* **Stored dataset items**:

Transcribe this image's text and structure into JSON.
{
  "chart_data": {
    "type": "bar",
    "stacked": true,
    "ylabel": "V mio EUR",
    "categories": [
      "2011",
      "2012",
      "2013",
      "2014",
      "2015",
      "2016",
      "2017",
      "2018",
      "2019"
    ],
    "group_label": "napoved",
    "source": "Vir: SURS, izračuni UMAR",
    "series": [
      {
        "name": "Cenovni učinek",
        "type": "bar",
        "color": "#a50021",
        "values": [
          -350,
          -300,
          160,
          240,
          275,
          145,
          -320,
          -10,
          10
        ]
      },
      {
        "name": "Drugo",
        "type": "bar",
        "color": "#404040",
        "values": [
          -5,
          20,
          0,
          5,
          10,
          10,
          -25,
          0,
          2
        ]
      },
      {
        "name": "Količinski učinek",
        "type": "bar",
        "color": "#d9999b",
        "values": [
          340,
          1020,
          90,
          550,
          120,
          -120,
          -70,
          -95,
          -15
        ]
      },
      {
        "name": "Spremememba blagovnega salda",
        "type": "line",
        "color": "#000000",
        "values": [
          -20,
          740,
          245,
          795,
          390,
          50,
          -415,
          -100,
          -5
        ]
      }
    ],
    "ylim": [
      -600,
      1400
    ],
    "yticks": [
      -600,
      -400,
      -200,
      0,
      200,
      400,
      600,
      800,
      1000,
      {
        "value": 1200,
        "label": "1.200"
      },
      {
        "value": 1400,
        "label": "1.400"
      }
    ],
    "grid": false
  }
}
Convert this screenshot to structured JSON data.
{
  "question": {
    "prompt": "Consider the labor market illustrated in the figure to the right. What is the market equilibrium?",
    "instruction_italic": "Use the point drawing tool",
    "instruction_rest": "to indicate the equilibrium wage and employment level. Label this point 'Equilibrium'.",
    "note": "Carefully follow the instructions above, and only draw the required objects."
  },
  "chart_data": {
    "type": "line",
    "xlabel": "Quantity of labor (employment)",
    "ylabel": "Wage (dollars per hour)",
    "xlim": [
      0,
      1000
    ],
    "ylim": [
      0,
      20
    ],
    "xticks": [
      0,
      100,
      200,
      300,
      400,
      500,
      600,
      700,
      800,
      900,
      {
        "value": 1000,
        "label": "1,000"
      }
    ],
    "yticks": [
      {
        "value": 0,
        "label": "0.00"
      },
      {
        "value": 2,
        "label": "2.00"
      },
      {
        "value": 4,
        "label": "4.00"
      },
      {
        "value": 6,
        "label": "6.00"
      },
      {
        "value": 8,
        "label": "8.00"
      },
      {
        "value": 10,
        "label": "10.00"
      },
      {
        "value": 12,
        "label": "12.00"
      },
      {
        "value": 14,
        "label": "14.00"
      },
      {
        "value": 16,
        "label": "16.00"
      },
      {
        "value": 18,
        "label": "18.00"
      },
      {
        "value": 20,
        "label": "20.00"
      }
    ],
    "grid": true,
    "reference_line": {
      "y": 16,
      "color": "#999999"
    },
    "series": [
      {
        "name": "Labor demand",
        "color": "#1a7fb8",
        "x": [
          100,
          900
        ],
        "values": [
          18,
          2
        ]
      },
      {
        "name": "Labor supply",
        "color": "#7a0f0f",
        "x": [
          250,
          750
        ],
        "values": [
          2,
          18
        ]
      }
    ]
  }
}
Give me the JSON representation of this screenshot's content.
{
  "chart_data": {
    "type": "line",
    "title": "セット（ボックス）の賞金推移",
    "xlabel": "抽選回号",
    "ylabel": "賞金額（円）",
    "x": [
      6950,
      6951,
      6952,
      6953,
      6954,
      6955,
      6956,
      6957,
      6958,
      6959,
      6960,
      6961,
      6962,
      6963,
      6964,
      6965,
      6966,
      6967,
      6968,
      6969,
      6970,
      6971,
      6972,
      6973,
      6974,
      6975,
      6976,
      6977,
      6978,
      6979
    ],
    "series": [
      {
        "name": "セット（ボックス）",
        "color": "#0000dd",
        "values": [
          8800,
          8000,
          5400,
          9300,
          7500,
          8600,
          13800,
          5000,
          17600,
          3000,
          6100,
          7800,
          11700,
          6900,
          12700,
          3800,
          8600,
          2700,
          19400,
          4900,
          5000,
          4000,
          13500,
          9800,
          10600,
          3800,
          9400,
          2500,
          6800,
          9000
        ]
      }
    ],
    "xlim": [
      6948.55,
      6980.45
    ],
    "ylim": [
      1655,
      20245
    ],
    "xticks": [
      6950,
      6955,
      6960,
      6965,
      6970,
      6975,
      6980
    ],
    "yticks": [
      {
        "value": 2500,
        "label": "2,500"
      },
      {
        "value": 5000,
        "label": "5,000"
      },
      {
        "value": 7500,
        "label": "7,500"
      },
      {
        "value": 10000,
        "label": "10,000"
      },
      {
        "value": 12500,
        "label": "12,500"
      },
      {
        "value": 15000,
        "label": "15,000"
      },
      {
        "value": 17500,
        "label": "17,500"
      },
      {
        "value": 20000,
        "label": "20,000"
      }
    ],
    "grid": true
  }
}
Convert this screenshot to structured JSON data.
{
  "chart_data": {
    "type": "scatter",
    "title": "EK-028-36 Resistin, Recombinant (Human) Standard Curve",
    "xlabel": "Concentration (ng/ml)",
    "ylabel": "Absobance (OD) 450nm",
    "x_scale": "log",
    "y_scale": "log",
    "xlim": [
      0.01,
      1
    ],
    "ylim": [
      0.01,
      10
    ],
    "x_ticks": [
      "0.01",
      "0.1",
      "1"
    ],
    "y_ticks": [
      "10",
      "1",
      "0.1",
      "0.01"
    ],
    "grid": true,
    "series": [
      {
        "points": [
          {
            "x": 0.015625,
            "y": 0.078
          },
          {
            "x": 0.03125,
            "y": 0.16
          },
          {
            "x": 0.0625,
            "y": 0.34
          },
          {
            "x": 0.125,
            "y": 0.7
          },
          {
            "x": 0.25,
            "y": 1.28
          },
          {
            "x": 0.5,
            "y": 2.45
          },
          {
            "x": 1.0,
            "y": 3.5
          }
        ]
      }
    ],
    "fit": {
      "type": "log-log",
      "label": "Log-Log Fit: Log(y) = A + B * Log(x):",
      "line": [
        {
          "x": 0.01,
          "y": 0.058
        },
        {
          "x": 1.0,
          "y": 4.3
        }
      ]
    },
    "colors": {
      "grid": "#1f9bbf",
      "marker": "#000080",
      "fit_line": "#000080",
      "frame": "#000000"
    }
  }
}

* **Task statement**: Gather from the data above every line with the string "equilibrium".

* **Solution to this task**:
    "prompt": "Consider the labor market illustrated in the figure to the right. What is the market equilibrium?",
    "instruction_rest": "to indicate the equilibrium wage and employment level. Label this point 'Equilibrium'.",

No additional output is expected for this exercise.